Reproduce all of the material below line for line without any changes, and leave the pictures out of your answer.

[Bounding box entries]

— start —

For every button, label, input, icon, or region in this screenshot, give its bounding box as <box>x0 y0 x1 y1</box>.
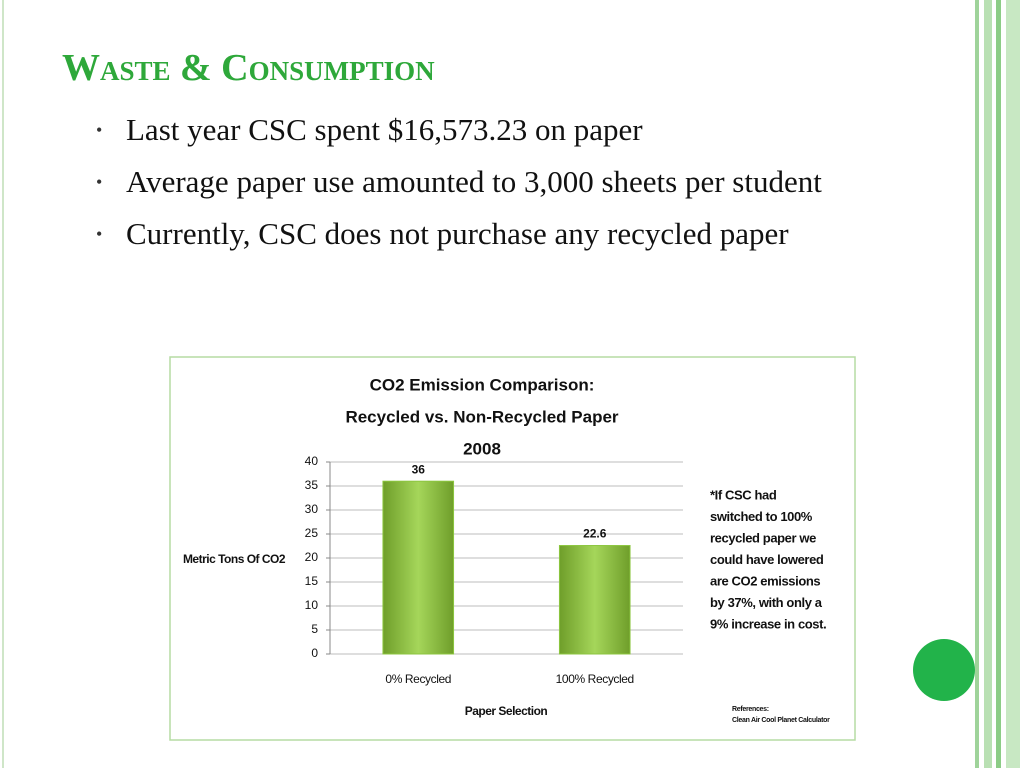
stripe <box>1006 0 1020 768</box>
y-tick-label: 35 <box>305 478 319 492</box>
y-tick-label: 25 <box>305 526 319 540</box>
stripe <box>975 0 979 768</box>
annotation: are CO2 emissions <box>710 573 820 588</box>
chart-title: CO2 Emission Comparison: <box>370 375 595 394</box>
bullet-list: Last year CSC spent $16,573.23 on paper … <box>96 110 876 266</box>
data-label: 36 <box>412 462 426 476</box>
annotation: switched to 100% <box>710 509 813 524</box>
annotation: could have lowered <box>710 552 824 567</box>
y-tick-label: 5 <box>311 622 318 636</box>
y-tick-label: 40 <box>305 454 319 468</box>
x-tick-label: 100% Recycled <box>556 672 634 686</box>
y-axis-label: Metric Tons Of CO2 <box>183 552 286 566</box>
stripe <box>984 0 992 768</box>
annotation: 9% increase in cost. <box>710 616 826 631</box>
decor-circle <box>913 639 975 701</box>
x-axis-label: Paper Selection <box>465 704 548 718</box>
reference: Clean Air Cool Planet Calculator <box>732 717 830 724</box>
x-tick-label: 0% Recycled <box>385 672 451 686</box>
chart-frame <box>169 356 856 741</box>
y-tick-label: 15 <box>305 574 319 588</box>
annotation: recycled paper we <box>710 530 816 545</box>
bullet: Currently, CSC does not purchase any rec… <box>96 214 876 254</box>
bullet: Last year CSC spent $16,573.23 on paper <box>96 110 876 150</box>
bar <box>558 545 631 655</box>
y-tick-label: 20 <box>305 550 319 564</box>
reference: References: <box>732 706 769 713</box>
chart-title: Recycled vs. Non-Recycled Paper <box>345 407 618 426</box>
y-tick-label: 0 <box>311 646 318 660</box>
chart-title: 2008 <box>463 439 501 458</box>
slide-title: Waste & Consumption <box>62 47 435 89</box>
y-tick-label: 30 <box>305 502 319 516</box>
y-tick-label: 10 <box>305 598 319 612</box>
bar <box>382 480 455 655</box>
annotation: *If CSC had <box>710 487 777 502</box>
data-label: 22.6 <box>583 527 607 541</box>
stripe <box>996 0 1001 768</box>
bullet: Average paper use amounted to 3,000 shee… <box>96 162 876 202</box>
annotation: by 37%, with only a <box>710 595 823 610</box>
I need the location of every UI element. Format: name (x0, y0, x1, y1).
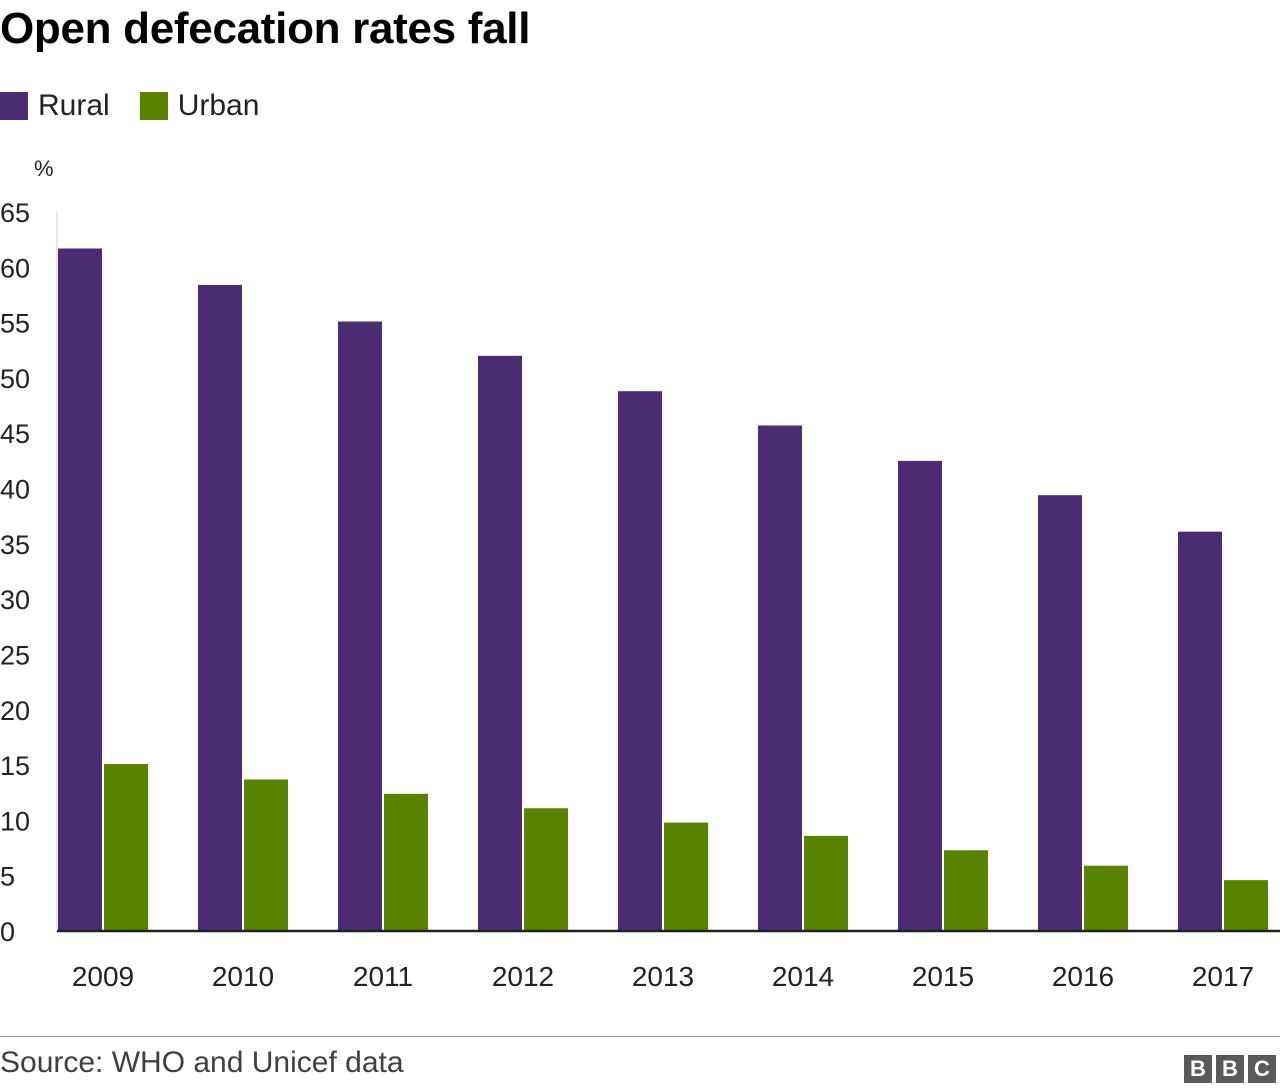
y-tick-label-35: 35 (0, 530, 30, 560)
x-tick-label-2012: 2012 (492, 961, 554, 992)
footer-divider (0, 1036, 1280, 1037)
y-tick-label-60: 60 (0, 253, 30, 283)
bar-chart: % 0 5 10 15 20 25 30 35 40 45 50 55 60 65 2009 2010 2011 2… (0, 156, 1280, 992)
y-axis-unit-label: % (34, 156, 54, 181)
bar-urban-2011 (384, 793, 428, 931)
x-tick-label-2017: 2017 (1192, 961, 1254, 992)
bar-rural-2017 (1178, 531, 1222, 931)
x-tick-label-2014: 2014 (772, 961, 834, 992)
bar-rural-2011 (338, 321, 382, 931)
bar-rural-2014 (758, 425, 802, 931)
y-tick-label-40: 40 (0, 475, 30, 505)
x-tick-label-2016: 2016 (1052, 961, 1114, 992)
bar-rural-2015 (898, 460, 942, 931)
legend-item-rural: Rural (0, 89, 110, 123)
y-tick-label-25: 25 (0, 640, 30, 670)
bar-urban-2015 (944, 850, 988, 931)
x-tick-label-2013: 2013 (632, 961, 694, 992)
bar-rural-2009 (58, 248, 102, 932)
bar-urban-2016 (1084, 865, 1128, 931)
x-tick-label-2009: 2009 (72, 961, 134, 992)
source-note: Source: WHO and Unicef data (0, 1046, 404, 1079)
bar-urban-2014 (804, 835, 848, 931)
y-tick-label-5: 5 (0, 862, 15, 892)
y-tick-label-15: 15 (0, 751, 30, 781)
legend-item-urban: Urban (139, 89, 260, 123)
bar-rural-2012 (478, 355, 522, 931)
bar-urban-2009 (104, 763, 148, 931)
bar-rural-2016 (1038, 495, 1082, 931)
legend-swatch-urban (139, 92, 168, 120)
y-tick-label-65: 65 (0, 198, 30, 228)
bar-urban-2010 (244, 779, 288, 931)
x-tick-label-2011: 2011 (353, 961, 413, 992)
logo-block-c: C (1248, 1055, 1276, 1083)
x-tick-label-2010: 2010 (212, 961, 274, 992)
y-tick-label-55: 55 (0, 309, 30, 339)
legend: Rural Urban (0, 88, 289, 124)
logo-block-b2: B (1216, 1055, 1244, 1083)
legend-label-rural: Rural (38, 89, 110, 122)
y-tick-label-50: 50 (0, 364, 30, 394)
bar-rural-2013 (618, 391, 662, 932)
bar-urban-2012 (524, 808, 568, 931)
legend-swatch-rural (0, 92, 28, 120)
legend-label-urban: Urban (177, 89, 260, 122)
y-tick-label-30: 30 (0, 585, 30, 615)
logo-block-b1: B (1184, 1055, 1212, 1083)
y-tick-label-45: 45 (0, 419, 30, 449)
bar-urban-2013 (664, 822, 708, 931)
bar-rural-2010 (198, 285, 242, 931)
y-tick-label-0: 0 (0, 917, 15, 947)
bbc-logo: B B C (1184, 1055, 1276, 1083)
bar-urban-2017 (1224, 880, 1268, 931)
x-tick-label-2015: 2015 (912, 961, 974, 992)
y-tick-label-10: 10 (0, 806, 30, 836)
y-tick-label-20: 20 (0, 696, 30, 726)
chart-title: Open defecation rates fall (0, 4, 531, 53)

— end —

| Exercise response |
For every button, label, input, icon, or region in this screenshot, give its bounding box as <box>x0 y0 x1 y1</box>.
stripe <box>1006 0 1020 768</box>
y-tick-label: 35 <box>305 478 319 492</box>
y-tick-label: 25 <box>305 526 319 540</box>
stripe <box>975 0 979 768</box>
annotation: are CO2 emissions <box>710 573 820 588</box>
chart-title: CO2 Emission Comparison: <box>370 375 595 394</box>
bullet-list: Last year CSC spent $16,573.23 on paper … <box>96 110 876 266</box>
data-label: 36 <box>412 462 426 476</box>
annotation: switched to 100% <box>710 509 813 524</box>
annotation: could have lowered <box>710 552 824 567</box>
y-tick-label: 5 <box>311 622 318 636</box>
y-tick-label: 40 <box>305 454 319 468</box>
x-tick-label: 100% Recycled <box>556 672 634 686</box>
y-axis-label: Metric Tons Of CO2 <box>183 552 286 566</box>
stripe <box>984 0 992 768</box>
annotation: 9% increase in cost. <box>710 616 826 631</box>
decor-circle <box>913 639 975 701</box>
x-axis-label: Paper Selection <box>465 704 548 718</box>
reference: Clean Air Cool Planet Calculator <box>732 717 830 724</box>
x-tick-label: 0% Recycled <box>385 672 451 686</box>
chart-frame <box>169 356 856 741</box>
y-tick-label: 15 <box>305 574 319 588</box>
annotation: recycled paper we <box>710 530 816 545</box>
bullet: Currently, CSC does not purchase any rec… <box>96 214 876 254</box>
bullet: Last year CSC spent $16,573.23 on paper <box>96 110 876 150</box>
bar <box>558 545 631 655</box>
y-tick-label: 20 <box>305 550 319 564</box>
reference: References: <box>732 706 769 713</box>
chart-title: Recycled vs. Non-Recycled Paper <box>345 407 618 426</box>
y-tick-label: 0 <box>311 646 318 660</box>
chart-title: 2008 <box>463 439 501 458</box>
slide-title: Waste & Consumption <box>62 47 435 89</box>
y-tick-label: 30 <box>305 502 319 516</box>
y-tick-label: 10 <box>305 598 319 612</box>
bar <box>382 480 455 655</box>
annotation: *If CSC had <box>710 487 777 502</box>
data-label: 22.6 <box>583 527 607 541</box>
stripe <box>996 0 1001 768</box>
bullet: Average paper use amounted to 3,000 shee… <box>96 162 876 202</box>
annotation: by 37%, with only a <box>710 595 823 610</box>
I need the location of every UI element. Format: name (x0, y0, x1, y1).
y-tick-label-35: 35 (0, 530, 30, 560)
x-tick-label-2012: 2012 (492, 961, 554, 992)
footer-divider (0, 1036, 1280, 1037)
y-tick-label-60: 60 (0, 253, 30, 283)
bar-chart: % 0 5 10 15 20 25 30 35 40 45 50 55 60 65 2009 2010 2011 2… (0, 156, 1280, 992)
y-axis-unit-label: % (34, 156, 54, 181)
bar-urban-2011 (384, 793, 428, 931)
x-tick-label-2017: 2017 (1192, 961, 1254, 992)
bar-rural-2017 (1178, 531, 1222, 931)
x-tick-label-2014: 2014 (772, 961, 834, 992)
bar-rural-2011 (338, 321, 382, 931)
bar-rural-2014 (758, 425, 802, 931)
y-tick-label-40: 40 (0, 475, 30, 505)
x-tick-label-2016: 2016 (1052, 961, 1114, 992)
bar-rural-2015 (898, 460, 942, 931)
legend-item-rural: Rural (0, 89, 110, 123)
y-tick-label-25: 25 (0, 640, 30, 670)
bar-urban-2015 (944, 850, 988, 931)
x-tick-label-2013: 2013 (632, 961, 694, 992)
bar-rural-2009 (58, 248, 102, 932)
bar-urban-2016 (1084, 865, 1128, 931)
x-tick-label-2009: 2009 (72, 961, 134, 992)
source-note: Source: WHO and Unicef data (0, 1046, 404, 1079)
bar-urban-2014 (804, 835, 848, 931)
y-tick-label-5: 5 (0, 862, 15, 892)
y-tick-label-15: 15 (0, 751, 30, 781)
legend-item-urban: Urban (139, 89, 260, 123)
bar-rural-2012 (478, 355, 522, 931)
bar-urban-2009 (104, 763, 148, 931)
bar-rural-2016 (1038, 495, 1082, 931)
legend-swatch-urban (139, 92, 168, 120)
y-tick-label-65: 65 (0, 198, 30, 228)
bar-urban-2010 (244, 779, 288, 931)
x-tick-label-2011: 2011 (353, 961, 413, 992)
logo-block-c: C (1248, 1055, 1276, 1083)
x-tick-label-2010: 2010 (212, 961, 274, 992)
y-tick-label-55: 55 (0, 309, 30, 339)
legend: Rural Urban (0, 88, 289, 124)
logo-block-b2: B (1216, 1055, 1244, 1083)
legend-label-rural: Rural (38, 89, 110, 122)
y-tick-label-50: 50 (0, 364, 30, 394)
bar-rural-2013 (618, 391, 662, 932)
bar-urban-2012 (524, 808, 568, 931)
legend-swatch-rural (0, 92, 28, 120)
legend-label-urban: Urban (177, 89, 260, 122)
y-tick-label-30: 30 (0, 585, 30, 615)
logo-block-b1: B (1184, 1055, 1212, 1083)
y-tick-label-45: 45 (0, 419, 30, 449)
bar-urban-2013 (664, 822, 708, 931)
bar-rural-2010 (198, 285, 242, 931)
y-tick-label-0: 0 (0, 917, 15, 947)
bbc-logo: B B C (1184, 1055, 1276, 1083)
bar-urban-2017 (1224, 880, 1268, 931)
x-tick-label-2015: 2015 (912, 961, 974, 992)
y-tick-label-10: 10 (0, 806, 30, 836)
y-tick-label-20: 20 (0, 696, 30, 726)
chart-title: Open defecation rates fall (0, 4, 531, 53)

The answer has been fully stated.